◆ **STATED PROBLEM**: Transcribe the material below exactly as it appears.

◆ **GIVEN DATA**:
******

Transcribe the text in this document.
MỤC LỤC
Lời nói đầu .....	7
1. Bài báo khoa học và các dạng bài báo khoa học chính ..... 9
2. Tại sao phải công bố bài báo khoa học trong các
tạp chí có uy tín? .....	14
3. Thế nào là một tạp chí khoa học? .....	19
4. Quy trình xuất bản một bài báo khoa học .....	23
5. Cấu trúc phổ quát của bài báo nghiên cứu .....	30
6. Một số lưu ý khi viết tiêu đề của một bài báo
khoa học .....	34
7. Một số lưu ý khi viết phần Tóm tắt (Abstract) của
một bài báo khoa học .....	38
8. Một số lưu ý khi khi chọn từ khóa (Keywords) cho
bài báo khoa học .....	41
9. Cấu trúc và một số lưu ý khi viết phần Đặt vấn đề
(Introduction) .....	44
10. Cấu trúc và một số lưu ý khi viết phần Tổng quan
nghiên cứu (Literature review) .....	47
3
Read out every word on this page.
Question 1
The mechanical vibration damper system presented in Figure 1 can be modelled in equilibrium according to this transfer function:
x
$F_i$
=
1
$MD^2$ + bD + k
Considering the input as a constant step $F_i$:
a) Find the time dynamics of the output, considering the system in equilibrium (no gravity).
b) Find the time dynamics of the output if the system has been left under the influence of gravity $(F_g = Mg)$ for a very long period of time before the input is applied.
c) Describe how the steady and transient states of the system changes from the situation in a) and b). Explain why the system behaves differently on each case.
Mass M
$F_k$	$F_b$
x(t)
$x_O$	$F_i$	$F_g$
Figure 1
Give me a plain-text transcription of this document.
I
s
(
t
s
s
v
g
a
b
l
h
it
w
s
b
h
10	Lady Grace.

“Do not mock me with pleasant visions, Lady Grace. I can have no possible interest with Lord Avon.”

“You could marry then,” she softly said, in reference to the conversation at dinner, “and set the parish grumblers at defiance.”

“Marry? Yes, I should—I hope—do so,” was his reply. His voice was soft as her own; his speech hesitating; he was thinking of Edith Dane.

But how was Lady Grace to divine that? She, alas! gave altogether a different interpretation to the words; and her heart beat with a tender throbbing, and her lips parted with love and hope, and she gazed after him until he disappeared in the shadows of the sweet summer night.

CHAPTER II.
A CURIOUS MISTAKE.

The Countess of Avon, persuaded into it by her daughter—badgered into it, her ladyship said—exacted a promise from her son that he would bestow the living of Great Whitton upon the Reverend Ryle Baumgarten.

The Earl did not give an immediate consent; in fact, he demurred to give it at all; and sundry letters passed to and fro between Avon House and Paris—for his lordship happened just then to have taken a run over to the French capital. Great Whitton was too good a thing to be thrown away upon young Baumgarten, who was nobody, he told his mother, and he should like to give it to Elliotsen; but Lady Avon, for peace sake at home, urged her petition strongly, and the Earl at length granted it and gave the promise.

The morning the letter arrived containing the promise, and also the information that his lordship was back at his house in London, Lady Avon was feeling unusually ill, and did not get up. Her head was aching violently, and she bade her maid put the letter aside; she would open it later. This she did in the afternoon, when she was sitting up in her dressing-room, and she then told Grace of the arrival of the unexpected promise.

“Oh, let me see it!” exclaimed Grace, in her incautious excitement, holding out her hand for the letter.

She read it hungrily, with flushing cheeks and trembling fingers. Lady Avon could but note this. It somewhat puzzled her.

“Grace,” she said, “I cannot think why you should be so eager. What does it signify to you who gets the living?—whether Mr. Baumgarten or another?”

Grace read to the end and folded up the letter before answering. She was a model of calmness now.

******

◆ **WRITTEN ANSWER**:
Transcribe the text in this document.
MỤC LỤC
Lời nói đầu .....	7
1. Bài báo khoa học và các dạng bài báo khoa học chính ..... 9
2. Tại sao phải công bố bài báo khoa học trong các
tạp chí có uy tín? .....	14
3. Thế nào là một tạp chí khoa học? .....	19
4. Quy trình xuất bản một bài báo khoa học .....	23
5. Cấu trúc phổ quát của bài báo nghiên cứu .....	30
6. Một số lưu ý khi viết tiêu đề của một bài báo
khoa học .....	34
7. Một số lưu ý khi viết phần Tóm tắt (Abstract) của
một bài báo khoa học .....	38
8. Một số lưu ý khi khi chọn từ khóa (Keywords) cho
bài báo khoa học .....	41
9. Cấu trúc và một số lưu ý khi viết phần Đặt vấn đề
(Introduction) .....	44
10. Cấu trúc và một số lưu ý khi viết phần Tổng quan
nghiên cứu (Literature review) .....	47
3
Read out every word on this page.
Question 1
The mechanical vibration damper system presented in Figure 1 can be modelled in equilibrium according to this transfer function:
x
$F_i$
=
1
$MD^2$ + bD + k
Considering the input as a constant step $F_i$:
a) Find the time dynamics of the output, considering the system in equilibrium (no gravity).
b) Find the time dynamics of the output if the system has been left under the influence of gravity $(F_g = Mg)$ for a very long period of time before the input is applied.
c) Describe how the steady and transient states of the system changes from the situation in a) and b). Explain why the system behaves differently on each case.
Mass M
$F_k$	$F_b$
x(t)
$x_O$	$F_i$	$F_g$
Figure 1
Give me a plain-text transcription of this document.
I
s
(
t
s
s
v
g
a
b
l
h
it
w
s
b
h
10	Lady Grace.

“Do not mock me with pleasant visions, Lady Grace. I can have no possible interest with Lord Avon.”

“You could marry then,” she softly said, in reference to the conversation at dinner, “and set the parish grumblers at defiance.”

“Marry? Yes, I should—I hope—do so,” was his reply. His voice was soft as her own; his speech hesitating; he was thinking of Edith Dane.

But how was Lady Grace to divine that? She, alas! gave altogether a different interpretation to the words; and her heart beat with a tender throbbing, and her lips parted with love and hope, and she gazed after him until he disappeared in the shadows of the sweet summer night.

CHAPTER II.
A CURIOUS MISTAKE.

The Countess of Avon, persuaded into it by her daughter—badgered into it, her ladyship said—exacted a promise from her son that he would bestow the living of Great Whitton upon the Reverend Ryle Baumgarten.

The Earl did not give an immediate consent; in fact, he demurred to give it at all; and sundry letters passed to and fro between Avon House and Paris—for his lordship happened just then to have taken a run over to the French capital. Great Whitton was too good a thing to be thrown away upon young Baumgarten, who was nobody, he told his mother, and he should like to give it to Elliotsen; but Lady Avon, for peace sake at home, urged her petition strongly, and the Earl at length granted it and gave the promise.

The morning the letter arrived containing the promise, and also the information that his lordship was back at his house in London, Lady Avon was feeling unusually ill, and did not get up. Her head was aching violently, and she bade her maid put the letter aside; she would open it later. This she did in the afternoon, when she was sitting up in her dressing-room, and she then told Grace of the arrival of the unexpected promise.

“Oh, let me see it!” exclaimed Grace, in her incautious excitement, holding out her hand for the letter.

She read it hungrily, with flushing cheeks and trembling fingers. Lady Avon could but note this. It somewhat puzzled her.

“Grace,” she said, “I cannot think why you should be so eager. What does it signify to you who gets the living?—whether Mr. Baumgarten or another?”

Grace read to the end and folded up the letter before answering. She was a model of calmness now.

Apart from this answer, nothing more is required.